##### Provided records

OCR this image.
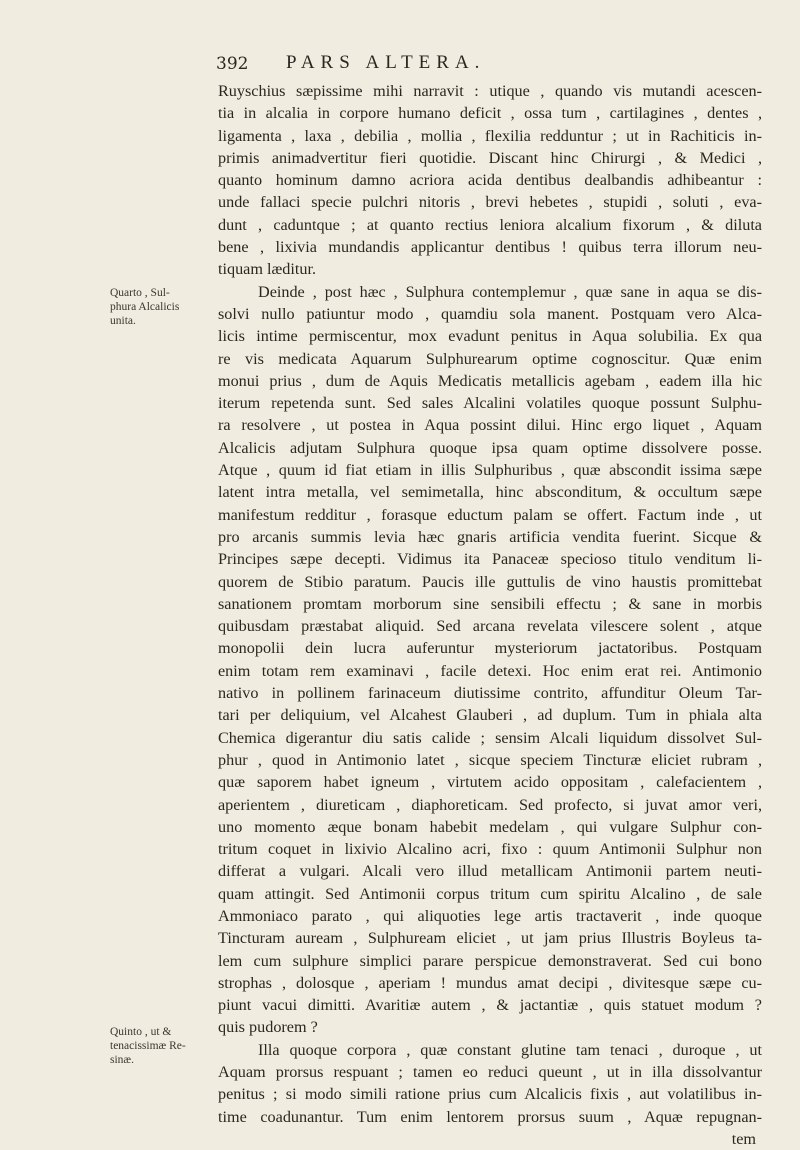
392 PARS ALTERA.
Quarto , Sul-
phura Alcalicis
unita.
Quinto , ut &
tenacissimæ Re-
sinæ.
Ruyschius sæpissime mihi narravit : utique , quando vis mutandi acescen-
tia in alcalia in corpore humano deficit , ossa tum , cartilagines , dentes ,
ligamenta , laxa , debilia , mollia , flexilia redduntur ; ut in Rachiticis in-
primis animadvertitur fieri quotidie. Discant hinc Chirurgi , & Medici ,
quanto hominum damno acriora acida dentibus dealbandis adhibeantur :
unde fallaci specie pulchri nitoris , brevi hebetes , stupidi , soluti , eva-
dunt , caduntque ; at quanto rectius leniora alcalium fixorum , & diluta
bene , lixivia mundandis applicantur dentibus ! quibus terra illorum neu-
tiquam læditur.
Deinde , post hæc , Sulphura contemplemur , quæ sane in aqua se dis-
solvi nullo patiuntur modo , quamdiu sola manent. Postquam vero Alca-
licis intime permiscentur, mox evadunt penitus in Aqua solubilia. Ex qua
re vis medicata Aquarum Sulphurearum optime cognoscitur. Quæ enim
monui prius , dum de Aquis Medicatis metallicis agebam , eadem illa hic
iterum repetenda sunt. Sed sales Alcalini volatiles quoque possunt Sulphu-
ra resolvere , ut postea in Aqua possint dilui. Hinc ergo liquet , Aquam
Alcalicis adjutam Sulphura quoque ipsa quam optime dissolvere posse.
Atque , quum id fiat etiam in illis Sulphuribus , quæ abscondit issima sæpe
latent intra metalla, vel semimetalla, hinc absconditum, & occultum sæpe
manifestum redditur , forasque eductum palam se offert. Factum inde , ut
pro arcanis summis levia hæc gnaris artificia vendita fuerint. Sicque &
Principes sæpe decepti. Vidimus ita Panaceæ specioso titulo venditum li-
quorem de Stibio paratum. Paucis ille guttulis de vino haustis promittebat
sanationem promtam morborum sine sensibili effectu ; & sane in morbis
quibusdam præstabat aliquid. Sed arcana revelata vilescere solent , atque
monopolii dein lucra auferuntur mysteriorum jactatoribus. Postquam
enim totam rem examinavi , facile detexi. Hoc enim erat rei. Antimonio
nativo in pollinem farinaceum diutissime contrito, affunditur Oleum Tar-
tari per deliquium, vel Alcahest Glauberi , ad duplum. Tum in phiala alta
Chemica digerantur diu satis calide ; sensim Alcali liquidum dissolvet Sul-
phur , quod in Antimonio latet , sicque speciem Tincturæ eliciet rubram ,
quæ saporem habet igneum , virtutem acido oppositam , calefacientem ,
aperientem , diureticam , diaphoreticam. Sed profecto, si juvat amor veri,
uno momento æque bonam habebit medelam , qui vulgare Sulphur con-
tritum coquet in lixivio Alcalino acri, fixo : quum Antimonii Sulphur non
differat a vulgari. Alcali vero illud metallicam Antimonii partem neuti-
quam attingit. Sed Antimonii corpus tritum cum spiritu Alcalino , de sale
Ammoniaco parato , qui aliquoties lege artis tractaverit , inde quoque
Tincturam auream , Sulphuream eliciet , ut jam prius Illustris Boyleus ta-
lem cum sulphure simplici parare perspicue demonstraverat. Sed cui bono
strophas , dolosque , aperiam ! mundus amat decipi , divitesque sæpe cu-
piunt vacui dimitti. Avaritiæ autem , & jactantiæ , quis statuet modum ?
quis pudorem ?
Illa quoque corpora , quæ constant glutine tam tenaci , duroque , ut
Aquam prorsus respuant ; tamen eo reduci queunt , ut in illa dissolvantur
penitus ; si modo simili ratione prius cum Alcalicis fixis , aut volatilibus in-
time coadunantur. Tum enim lentorem prorsus suum , Aquæ repugnan-
tem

##########

▶ **Task details**: Transcribe the full listing above exactly, with the images removed.

▶ **Result**:
OCR this image.
392 PARS ALTERA.
Quarto , Sul-
phura Alcalicis
unita.
Quinto , ut &
tenacissimæ Re-
sinæ.
Ruyschius sæpissime mihi narravit : utique , quando vis mutandi acescen-
tia in alcalia in corpore humano deficit , ossa tum , cartilagines , dentes ,
ligamenta , laxa , debilia , mollia , flexilia redduntur ; ut in Rachiticis in-
primis animadvertitur fieri quotidie. Discant hinc Chirurgi , & Medici ,
quanto hominum damno acriora acida dentibus dealbandis adhibeantur :
unde fallaci specie pulchri nitoris , brevi hebetes , stupidi , soluti , eva-
dunt , caduntque ; at quanto rectius leniora alcalium fixorum , & diluta
bene , lixivia mundandis applicantur dentibus ! quibus terra illorum neu-
tiquam læditur.
Deinde , post hæc , Sulphura contemplemur , quæ sane in aqua se dis-
solvi nullo patiuntur modo , quamdiu sola manent. Postquam vero Alca-
licis intime permiscentur, mox evadunt penitus in Aqua solubilia. Ex qua
re vis medicata Aquarum Sulphurearum optime cognoscitur. Quæ enim
monui prius , dum de Aquis Medicatis metallicis agebam , eadem illa hic
iterum repetenda sunt. Sed sales Alcalini volatiles quoque possunt Sulphu-
ra resolvere , ut postea in Aqua possint dilui. Hinc ergo liquet , Aquam
Alcalicis adjutam Sulphura quoque ipsa quam optime dissolvere posse.
Atque , quum id fiat etiam in illis Sulphuribus , quæ abscondit issima sæpe
latent intra metalla, vel semimetalla, hinc absconditum, & occultum sæpe
manifestum redditur , forasque eductum palam se offert. Factum inde , ut
pro arcanis summis levia hæc gnaris artificia vendita fuerint. Sicque &
Principes sæpe decepti. Vidimus ita Panaceæ specioso titulo venditum li-
quorem de Stibio paratum. Paucis ille guttulis de vino haustis promittebat
sanationem promtam morborum sine sensibili effectu ; & sane in morbis
quibusdam præstabat aliquid. Sed arcana revelata vilescere solent , atque
monopolii dein lucra auferuntur mysteriorum jactatoribus. Postquam
enim totam rem examinavi , facile detexi. Hoc enim erat rei. Antimonio
nativo in pollinem farinaceum diutissime contrito, affunditur Oleum Tar-
tari per deliquium, vel Alcahest Glauberi , ad duplum. Tum in phiala alta
Chemica digerantur diu satis calide ; sensim Alcali liquidum dissolvet Sul-
phur , quod in Antimonio latet , sicque speciem Tincturæ eliciet rubram ,
quæ saporem habet igneum , virtutem acido oppositam , calefacientem ,
aperientem , diureticam , diaphoreticam. Sed profecto, si juvat amor veri,
uno momento æque bonam habebit medelam , qui vulgare Sulphur con-
tritum coquet in lixivio Alcalino acri, fixo : quum Antimonii Sulphur non
differat a vulgari. Alcali vero illud metallicam Antimonii partem neuti-
quam attingit. Sed Antimonii corpus tritum cum spiritu Alcalino , de sale
Ammoniaco parato , qui aliquoties lege artis tractaverit , inde quoque
Tincturam auream , Sulphuream eliciet , ut jam prius Illustris Boyleus ta-
lem cum sulphure simplici parare perspicue demonstraverat. Sed cui bono
strophas , dolosque , aperiam ! mundus amat decipi , divitesque sæpe cu-
piunt vacui dimitti. Avaritiæ autem , & jactantiæ , quis statuet modum ?
quis pudorem ?
Illa quoque corpora , quæ constant glutine tam tenaci , duroque , ut
Aquam prorsus respuant ; tamen eo reduci queunt , ut in illa dissolvantur
penitus ; si modo simili ratione prius cum Alcalicis fixis , aut volatilibus in-
time coadunantur. Tum enim lentorem prorsus suum , Aquæ repugnan-
tem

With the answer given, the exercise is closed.